> _Task prompt_: Nothing in the data should change when you return it, but leave the pictures out.

> _Exercise input_:

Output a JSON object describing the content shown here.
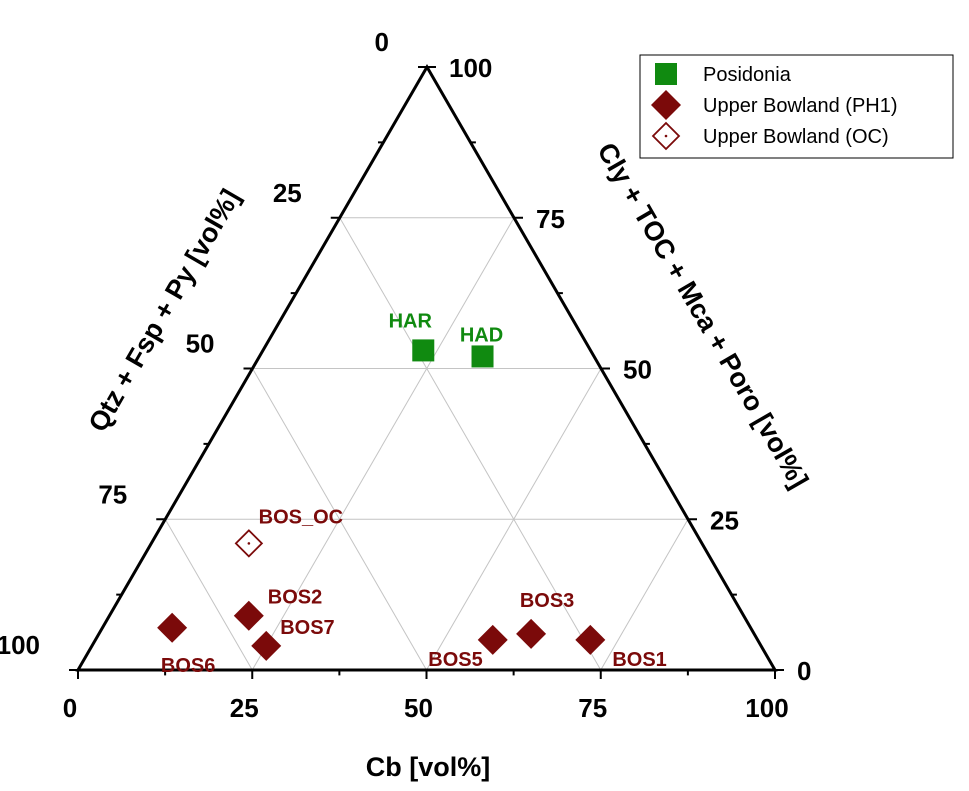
{
  "chart_data": {
    "type": "ternary-scatter",
    "axes": {
      "bottom": {
        "title": "Cb [vol%]",
        "ticks": [
          "0",
          "25",
          "50",
          "75",
          "100"
        ]
      },
      "left": {
        "title": "Qtz + Fsp + Py [vol%]",
        "ticks": [
          "0",
          "25",
          "50",
          "75",
          "100"
        ]
      },
      "right": {
        "title": "Cly + TOC + Mca + Poro [vol%]",
        "ticks": [
          "0",
          "25",
          "50",
          "75",
          "100"
        ]
      }
    },
    "grid": true,
    "legend_position": "top-right",
    "series": [
      {
        "name": "Posidonia",
        "color": "#108a10",
        "marker": "square",
        "points": [
          {
            "label": "HAR",
            "Cb": 23,
            "Qtz_Fsp_Py": 24,
            "Cly_TOC_Mca_Poro": 53
          },
          {
            "label": "HAD",
            "Cb": 32,
            "Qtz_Fsp_Py": 16,
            "Cly_TOC_Mca_Poro": 52
          }
        ]
      },
      {
        "name": "Upper Bowland (PH1)",
        "color": "#7b0a0a",
        "marker": "diamond",
        "points": [
          {
            "label": "BOS6",
            "Cb": 10,
            "Qtz_Fsp_Py": 83,
            "Cly_TOC_Mca_Poro": 7
          },
          {
            "label": "BOS2",
            "Cb": 20,
            "Qtz_Fsp_Py": 71,
            "Cly_TOC_Mca_Poro": 9
          },
          {
            "label": "BOS7",
            "Cb": 25,
            "Qtz_Fsp_Py": 71,
            "Cly_TOC_Mca_Poro": 4
          },
          {
            "label": "BOS5",
            "Cb": 57,
            "Qtz_Fsp_Py": 38,
            "Cly_TOC_Mca_Poro": 5
          },
          {
            "label": "BOS3",
            "Cb": 62,
            "Qtz_Fsp_Py": 32,
            "Cly_TOC_Mca_Poro": 6
          },
          {
            "label": "BOS1",
            "Cb": 71,
            "Qtz_Fsp_Py": 24,
            "Cly_TOC_Mca_Poro": 5
          }
        ]
      },
      {
        "name": "Upper Bowland (OC)",
        "color": "#7b0a0a",
        "marker": "diamond-open",
        "points": [
          {
            "label": "BOS_OC",
            "Cb": 14,
            "Qtz_Fsp_Py": 65,
            "Cly_TOC_Mca_Poro": 21
          }
        ]
      }
    ]
  }
}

> _Solution to the exercise_:
Output a JSON object describing the content shown here.
{
  "chart_data": {
    "type": "ternary-scatter",
    "axes": {
      "bottom": {
        "title": "Cb [vol%]",
        "ticks": [
          "0",
          "25",
          "50",
          "75",
          "100"
        ]
      },
      "left": {
        "title": "Qtz + Fsp + Py [vol%]",
        "ticks": [
          "0",
          "25",
          "50",
          "75",
          "100"
        ]
      },
      "right": {
        "title": "Cly + TOC + Mca + Poro [vol%]",
        "ticks": [
          "0",
          "25",
          "50",
          "75",
          "100"
        ]
      }
    },
    "grid": true,
    "legend_position": "top-right",
    "series": [
      {
        "name": "Posidonia",
        "color": "#108a10",
        "marker": "square",
        "points": [
          {
            "label": "HAR",
            "Cb": 23,
            "Qtz_Fsp_Py": 24,
            "Cly_TOC_Mca_Poro": 53
          },
          {
            "label": "HAD",
            "Cb": 32,
            "Qtz_Fsp_Py": 16,
            "Cly_TOC_Mca_Poro": 52
          }
        ]
      },
      {
        "name": "Upper Bowland (PH1)",
        "color": "#7b0a0a",
        "marker": "diamond",
        "points": [
          {
            "label": "BOS6",
            "Cb": 10,
            "Qtz_Fsp_Py": 83,
            "Cly_TOC_Mca_Poro": 7
          },
          {
            "label": "BOS2",
            "Cb": 20,
            "Qtz_Fsp_Py": 71,
            "Cly_TOC_Mca_Poro": 9
          },
          {
            "label": "BOS7",
            "Cb": 25,
            "Qtz_Fsp_Py": 71,
            "Cly_TOC_Mca_Poro": 4
          },
          {
            "label": "BOS5",
            "Cb": 57,
            "Qtz_Fsp_Py": 38,
            "Cly_TOC_Mca_Poro": 5
          },
          {
            "label": "BOS3",
            "Cb": 62,
            "Qtz_Fsp_Py": 32,
            "Cly_TOC_Mca_Poro": 6
          },
          {
            "label": "BOS1",
            "Cb": 71,
            "Qtz_Fsp_Py": 24,
            "Cly_TOC_Mca_Poro": 5
          }
        ]
      },
      {
        "name": "Upper Bowland (OC)",
        "color": "#7b0a0a",
        "marker": "diamond-open",
        "points": [
          {
            "label": "BOS_OC",
            "Cb": 14,
            "Qtz_Fsp_Py": 65,
            "Cly_TOC_Mca_Poro": 21
          }
        ]
      }
    ]
  }
}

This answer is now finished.